Given instruction: Give the number of lines containing the word "toilet" and nothing more.
-- Begin Dataset records --
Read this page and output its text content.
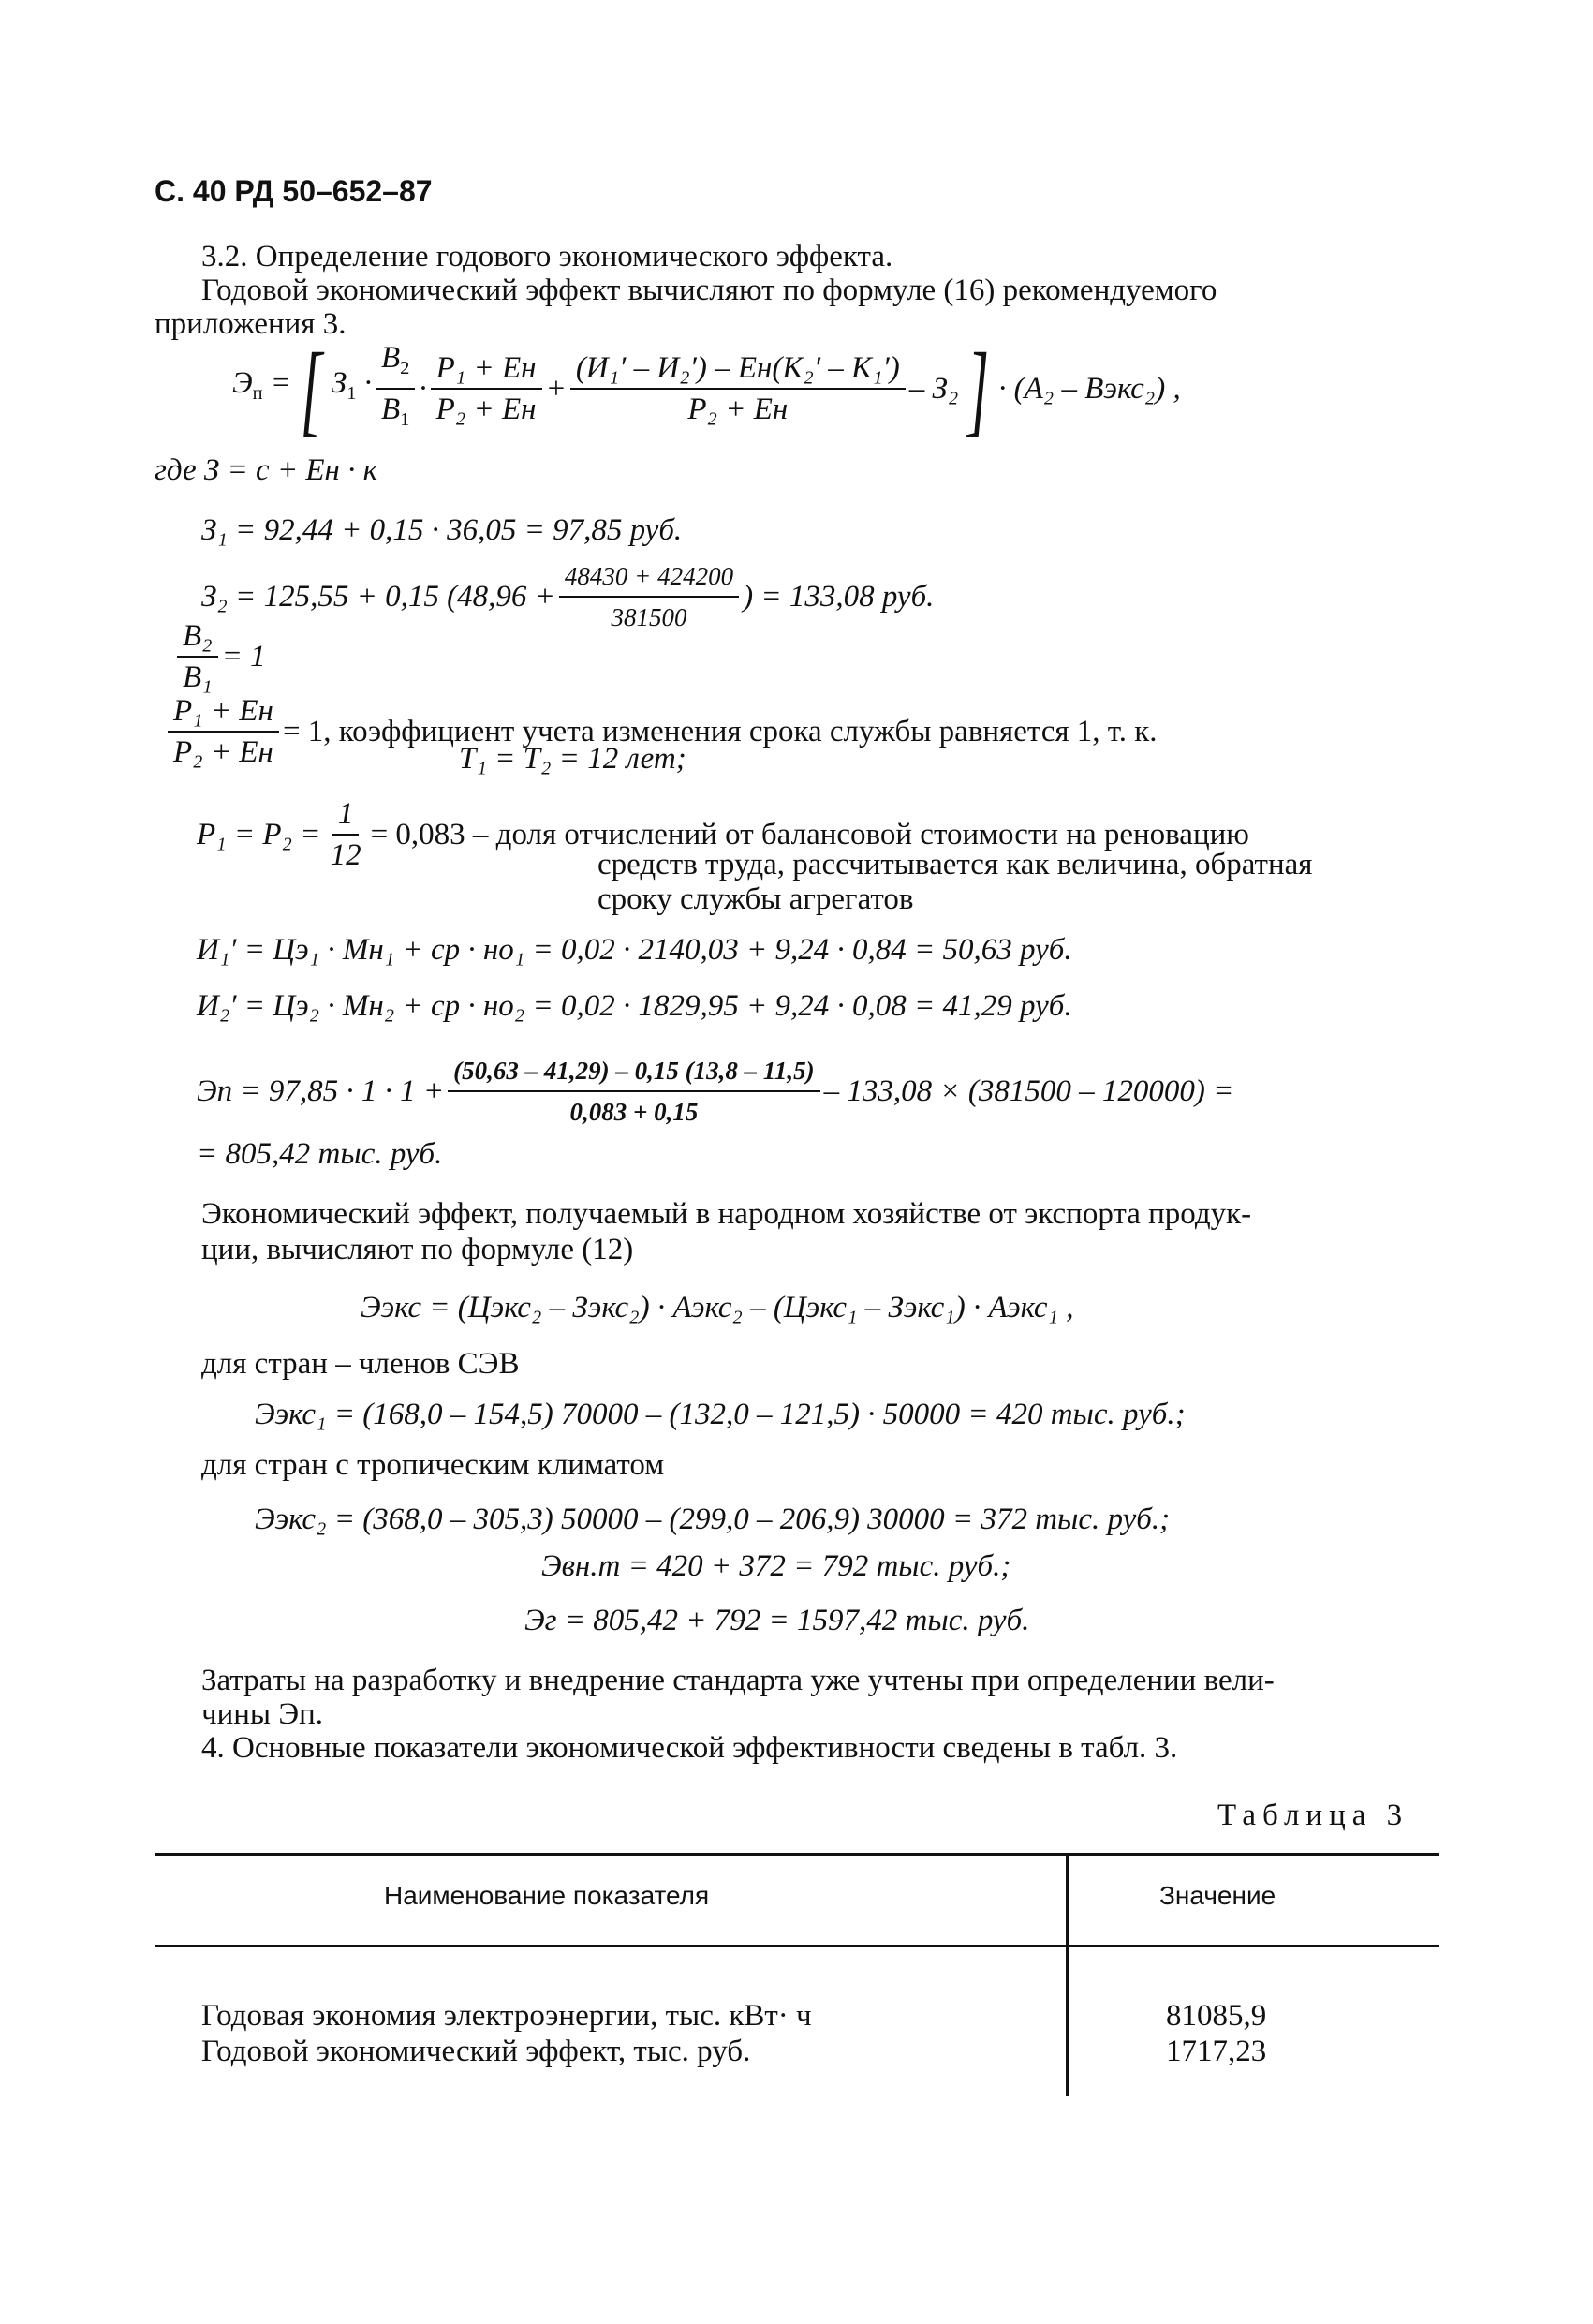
С. 40 РД 50–652–87
3.2. Определение годового экономического эффекта.
Годовой экономический эффект вычисляют по формуле (16) рекомендуемого
приложения 3.
$Э_п$ = [ $З_1 \cdot \frac{В_2}{В_1} \cdot \frac{\text{P₁ + Eн}}{\text{P₂ + Eн}} + \frac{\text{(И₁′ – И₂′) – Eн(K₂′ – K₁′)}}{\text{P₂ + Eн}} - З_2$ ] · (A₂ – Bэкс₂) ,
где З = c + Eн · к
З₁ = 92,44 + 0,15 · 36,05 = 97,85 руб.
З₂ = 125,55 + 0,15 ($48,96 + \frac{48430 + 424200}{381500}$ ) = 133,08 руб.
$\frac{\text{B₂}}{\text{B₁}} = 1$
$\frac{\text{P₁ + Eн}}{\text{P₂ + Eн}} = 1$, коэффициент учета изменения срока службы равняется 1, т. к.
T₁ = T₂ = 12 лет;
$P_1 = P_2 = \frac{1}{12} = 0,083$ – доля отчислений от балансовой стоимости на реновацию
средств труда, рассчитывается как величина, обратная
сроку службы агрегатов
И₁′ = Цэ₁ · Мн₁ + cр · нo₁ = 0,02 · 2140,03 + 9,24 · 0,84 = 50,63 руб.
И₂′ = Цэ₂ · Мн₂ + cр · нo₂ = 0,02 · 1829,95 + 9,24 · 0,08 = 41,29 руб.
Эп = $97,85 \cdot 1 \cdot 1 + \frac{(50,63 - 41,29) - 0,15 (13,8 - 11,5)}{0,083 + 0,15} - 133,08 \times (381500 - 120000)$ =
= 805,42 тыс. руб.
Экономический эффект, получаемый в народном хозяйстве от экспорта продук-
ции, вычисляют по формуле (12)
Ээкс = (Цэкс₂ – Зэкс₂) · Аэкс₂ – (Цэкс₁ – Зэкс₁) · Аэкс₁ ,
для стран – членов СЭВ
Ээкс₁ = (168,0 – 154,5) 70000 – (132,0 – 121,5) · 50000 = 420 тыс. руб.;
для стран с тропическим климатом
Ээкс₂ = (368,0 – 305,3) 50000 – (299,0 – 206,9) 30000 = 372 тыс. руб.;
Эвн.т = 420 + 372 = 792 тыс. руб.;
Эг = 805,42 + 792 = 1597,42 тыс. руб.
Затраты на разработку и внедрение стандарта уже учтены при определении вели-
чины Эп.
4. Основные показатели экономической эффективности сведены в табл. 3.
Таблица 3
Наименование показателя	Значение
Годовая экономия электроэнергии, тыс. кВт· ч	81085,9
Годовой экономический эффект, тыс. руб.	1717,23
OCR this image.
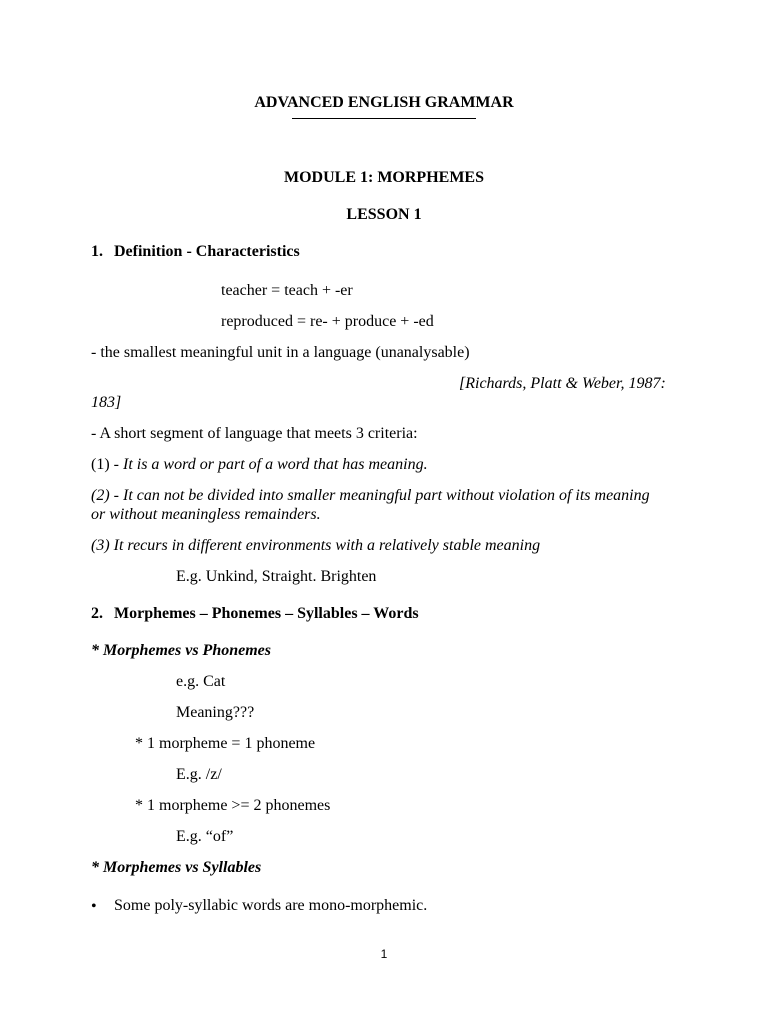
ADVANCED ENGLISH GRAMMAR
MODULE 1: MORPHEMES
LESSON 1
1. Definition - Characteristics
teacher = teach + -er
reproduced = re- + produce + -ed
- the smallest meaningful unit in a language (unanalysable)
[Richards, Platt & Weber, 1987:
183]
- A short segment of language that meets 3 criteria:
(1) - It is a word or part of a word that has meaning.
(2) - It can not be divided into smaller meaningful part without violation of its meaning
or without meaningless remainders.
(3) It recurs in different environments with a relatively stable meaning
E.g. Unkind, Straight. Brighten
2. Morphemes – Phonemes – Syllables – Words
* Morphemes vs Phonemes
e.g. Cat
Meaning???
* 1 morpheme = 1 phoneme
E.g. /z/
* 1 morpheme >= 2 phonemes
E.g. “of”
* Morphemes vs Syllables
• Some poly-syllabic words are mono-morphemic.
1
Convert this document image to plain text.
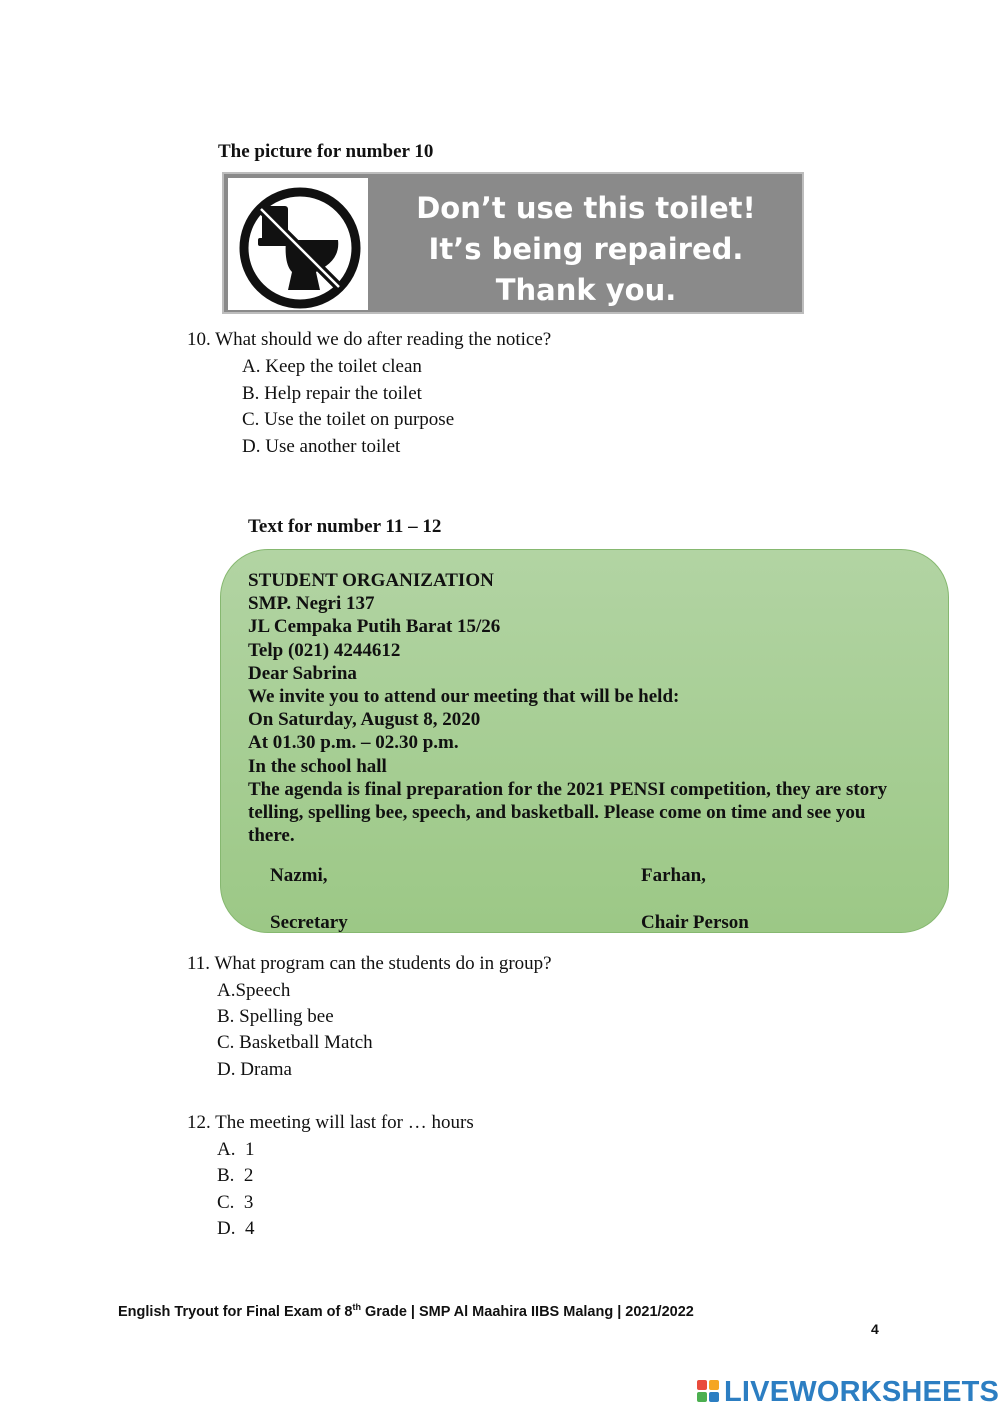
The picture for number 10
Don’t use this toilet!
It’s being repaired.
Thank you.
10. What should we do after reading the notice?
A. Keep the toilet clean
B. Help repair the toilet
C. Use the toilet on purpose
D. Use another toilet
Text for number 11 – 12
STUDENT ORGANIZATION
SMP. Negri 137
JL Cempaka Putih Barat 15/26
Telp (021) 4244612
Dear Sabrina
We invite you to attend our meeting that will be held:
On Saturday, August 8, 2020
At 01.30 p.m. – 02.30 p.m.
In the school hall
The agenda is final preparation for the 2021 PENSI competition, they are story telling, spelling bee, speech, and basketball. Please come on time and see you there.
Nazmi,
Secretary
Farhan,
Chair Person
11. What program can the students do in group?
A.Speech
B. Spelling bee
C. Basketball Match
D. Drama
12. The meeting will last for … hours
A.  1
B.  2
C.  3
D.  4
English Tryout for Final Exam of 8th Grade | SMP Al Maahira IIBS Malang | 2021/2022
4
LIVEWORKSHEETS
-- End Dataset records --
Answer for this exercise: 5